Generating Machine Learning Models with Scikit-Learn

I’ve written previously about the mechanics of building decision trees: extract data from some system, build a model on it, then save the model in a file for later:

tree-output

Once you get that far, you’ll likely find that you want to try different models or change the parameters on the ones you’re using.

Ideally, you want to write code like this, which runs several different experiments in sequence, saving the results to a file:

args = {'criterion': 'entropy', 'max_depth': 5, 'min_samples_split': 10}
createModels(treeParams=args, folds = 3)

args = {'criterion': 'entropy', 'max_depth': 10, 'min_samples_split': 10}
createModels(treeParams=args, folds = 3)

args = {'criterion': 'entropy', 'max_depth': 15, 'min_samples_split': 10}
createModels(treeParams=args, folds = 3)

Once you start running experiments, you’ll get loads of files, so it’s important to name them based on what you’re running. Having saved off the results, you’ll be able to save models in source control and keep a permanent record of what experiments you ran.

Like unit tests, you can write out the results of accuracy tests as well, which lets you see how well you’re doing.

trees

To make the filing system clear, the key is to take a python dictionary and turn it into a file name. With that in hand, we convert the model to JSON, and write it and the test results to a file.

def save(trees, features, args):
  print "Saving..."
  idx = 0
  params = ""
  for k in sorted(args.keys()):
    params = params + k + "-" + str(args[k]) + " "

  for t, report in trees:
    f = open('D:\\projects\\tree\\tree ' + params + \
             " fold " + str(idx) + ".json", 'w')
    f.write(report)
    f.write(treeToJson(t, features))
    f.close()
    idx = idx + 1

When we define the createModels function, it forces us to define and extract what this model-building process requires – for instance, what database tables to pull data from, a function to extract the value we want to predict, and how many folds we want to run.

The database operation in particular can be pretty heavy (pulling hundreds of thousands of records into memory), so memoization is key here.

def createModels(treeParams = None, folds = None, _cache = {}):
  print "Creating models..."

  def f(a):
    if '>' in a:
      return 1
    else:
      return 0

  if len(_cache) == 0:
    _cache['data'], _cache['outputs'] = \
      extract('income_trn', f, 'category')
    _cache['intData'], _cache['features'] = \
      transform(_cache['data'],  _cache['outputs'])

  trees = runTests(_cache['intData'], _cache['outputs'], \
                   treeParams, folds)
  save(trees, _cache['features'], treeParams)

In any project where you reshape real data, you typically spend an inordinate amount of time on data transformations, and much less on fun steps like model training or performance tuning. This I’ve found true whether you do machine learning, data warehousing, or data migration projects.

Fortunately most commercial products and libraries that work in those areas provide utilities for common operations, and this is an area where scikit-learn really shines.

For instance, when we run tests we might train the model on 75% of the data, then validate it on 25% of the data. There are different strategies like this, but in this case I’d like to do that four times (each time removing a different 25% of the data). If I had to write the code to do that, it would be a pain – one more source of defects.

Scikit-learn, provide around a half dozen different implementations for splitting data, so if you run into a problem, chances are all you need to do is change which class you instantiate in the cross_validation package:

def runTests(intData, classify, treeParams, folds):
  print "Testing data..."

### Data listing

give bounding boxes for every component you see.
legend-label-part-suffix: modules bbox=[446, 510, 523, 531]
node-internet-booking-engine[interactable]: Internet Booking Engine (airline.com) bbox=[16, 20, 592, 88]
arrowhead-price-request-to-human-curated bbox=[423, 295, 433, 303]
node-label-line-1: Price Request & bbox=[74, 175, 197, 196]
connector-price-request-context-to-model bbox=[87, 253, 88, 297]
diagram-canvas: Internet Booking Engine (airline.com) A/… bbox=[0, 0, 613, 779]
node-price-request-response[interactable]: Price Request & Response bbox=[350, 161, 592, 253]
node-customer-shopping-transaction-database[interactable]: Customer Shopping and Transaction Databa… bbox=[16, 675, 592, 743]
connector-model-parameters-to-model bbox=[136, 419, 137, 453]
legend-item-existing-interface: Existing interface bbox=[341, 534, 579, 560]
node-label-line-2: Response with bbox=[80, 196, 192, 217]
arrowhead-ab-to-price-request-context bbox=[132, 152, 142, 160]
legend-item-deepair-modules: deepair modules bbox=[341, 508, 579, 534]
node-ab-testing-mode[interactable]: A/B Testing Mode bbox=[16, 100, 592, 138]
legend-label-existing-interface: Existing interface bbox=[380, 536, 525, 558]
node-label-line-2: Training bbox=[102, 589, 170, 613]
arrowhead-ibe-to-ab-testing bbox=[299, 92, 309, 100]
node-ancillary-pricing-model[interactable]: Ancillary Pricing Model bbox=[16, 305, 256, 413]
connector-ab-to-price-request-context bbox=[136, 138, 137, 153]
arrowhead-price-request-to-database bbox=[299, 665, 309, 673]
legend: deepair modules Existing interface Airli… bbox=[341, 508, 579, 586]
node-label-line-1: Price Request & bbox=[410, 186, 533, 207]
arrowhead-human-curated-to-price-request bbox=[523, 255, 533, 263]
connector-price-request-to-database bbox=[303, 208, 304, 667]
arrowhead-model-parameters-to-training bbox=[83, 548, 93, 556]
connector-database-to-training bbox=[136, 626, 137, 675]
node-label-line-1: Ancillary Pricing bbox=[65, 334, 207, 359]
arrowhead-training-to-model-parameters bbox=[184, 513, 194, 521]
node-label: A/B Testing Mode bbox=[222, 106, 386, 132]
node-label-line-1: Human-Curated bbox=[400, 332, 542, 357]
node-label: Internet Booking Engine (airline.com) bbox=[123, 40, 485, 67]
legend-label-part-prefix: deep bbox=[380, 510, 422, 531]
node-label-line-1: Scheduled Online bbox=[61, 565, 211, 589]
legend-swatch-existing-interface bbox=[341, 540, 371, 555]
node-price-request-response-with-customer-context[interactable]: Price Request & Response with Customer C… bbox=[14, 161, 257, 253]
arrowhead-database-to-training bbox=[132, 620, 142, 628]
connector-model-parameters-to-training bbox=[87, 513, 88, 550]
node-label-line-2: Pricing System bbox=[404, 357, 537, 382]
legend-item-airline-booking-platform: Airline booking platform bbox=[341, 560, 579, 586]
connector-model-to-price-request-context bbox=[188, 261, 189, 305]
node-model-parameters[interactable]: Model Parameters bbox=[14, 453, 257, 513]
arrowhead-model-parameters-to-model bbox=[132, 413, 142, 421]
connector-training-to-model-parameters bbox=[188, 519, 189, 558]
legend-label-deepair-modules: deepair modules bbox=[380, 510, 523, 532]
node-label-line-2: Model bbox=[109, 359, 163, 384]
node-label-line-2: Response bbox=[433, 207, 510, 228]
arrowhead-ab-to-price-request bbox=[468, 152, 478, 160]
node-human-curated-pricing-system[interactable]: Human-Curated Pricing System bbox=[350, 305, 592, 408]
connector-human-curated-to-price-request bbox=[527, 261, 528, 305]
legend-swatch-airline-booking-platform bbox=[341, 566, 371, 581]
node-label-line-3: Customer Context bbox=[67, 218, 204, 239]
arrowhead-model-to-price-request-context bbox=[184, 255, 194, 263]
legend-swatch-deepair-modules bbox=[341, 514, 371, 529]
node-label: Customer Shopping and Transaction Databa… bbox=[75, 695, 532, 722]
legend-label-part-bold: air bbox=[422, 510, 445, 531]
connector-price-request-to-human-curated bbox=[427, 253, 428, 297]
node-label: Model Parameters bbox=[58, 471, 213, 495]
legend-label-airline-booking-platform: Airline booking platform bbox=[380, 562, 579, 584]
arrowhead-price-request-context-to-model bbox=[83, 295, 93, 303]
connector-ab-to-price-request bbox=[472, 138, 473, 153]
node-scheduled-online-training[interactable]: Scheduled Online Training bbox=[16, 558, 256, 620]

### Exercise details
Translate this sentence from the scikit-learn article into German: "The database operation in particular can be pretty heavy (pulling hundreds of thousands of records into memory), so memoization is key here." The records have nothing to do with the scikit-learn article.

### Correct result
Insbesondere der Datenbankvorgang kann recht aufwendig sein (Hunderttausende von Datensätzen werden in den Arbeitsspeicher geladen), daher ist Memoisierung hier entscheidend.